Extracted data entries:

##########

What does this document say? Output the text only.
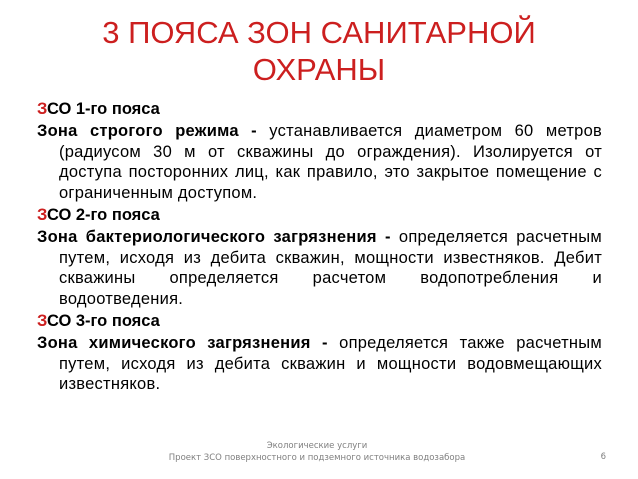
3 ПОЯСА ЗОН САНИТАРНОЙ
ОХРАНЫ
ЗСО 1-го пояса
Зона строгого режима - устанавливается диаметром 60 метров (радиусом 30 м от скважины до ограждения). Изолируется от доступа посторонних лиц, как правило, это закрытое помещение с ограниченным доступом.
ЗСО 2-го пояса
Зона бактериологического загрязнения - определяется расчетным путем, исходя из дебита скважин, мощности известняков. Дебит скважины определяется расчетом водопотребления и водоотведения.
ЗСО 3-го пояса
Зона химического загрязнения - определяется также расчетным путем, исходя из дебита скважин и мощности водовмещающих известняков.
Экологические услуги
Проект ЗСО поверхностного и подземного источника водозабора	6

##########

Given exercise: Output every entry word for word, but omit the pictures.

Solution below:
What does this document say? Output the text only.
3 ПОЯСА ЗОН САНИТАРНОЙ
ОХРАНЫ
ЗСО 1-го пояса
Зона строгого режима - устанавливается диаметром 60 метров (радиусом 30 м от скважины до ограждения). Изолируется от доступа посторонних лиц, как правило, это закрытое помещение с ограниченным доступом.
ЗСО 2-го пояса
Зона бактериологического загрязнения - определяется расчетным путем, исходя из дебита скважин, мощности известняков. Дебит скважины определяется расчетом водопотребления и водоотведения.
ЗСО 3-го пояса
Зона химического загрязнения - определяется также расчетным путем, исходя из дебита скважин и мощности водовмещающих известняков.
Экологические услуги
Проект ЗСО поверхностного и подземного источника водозабора	6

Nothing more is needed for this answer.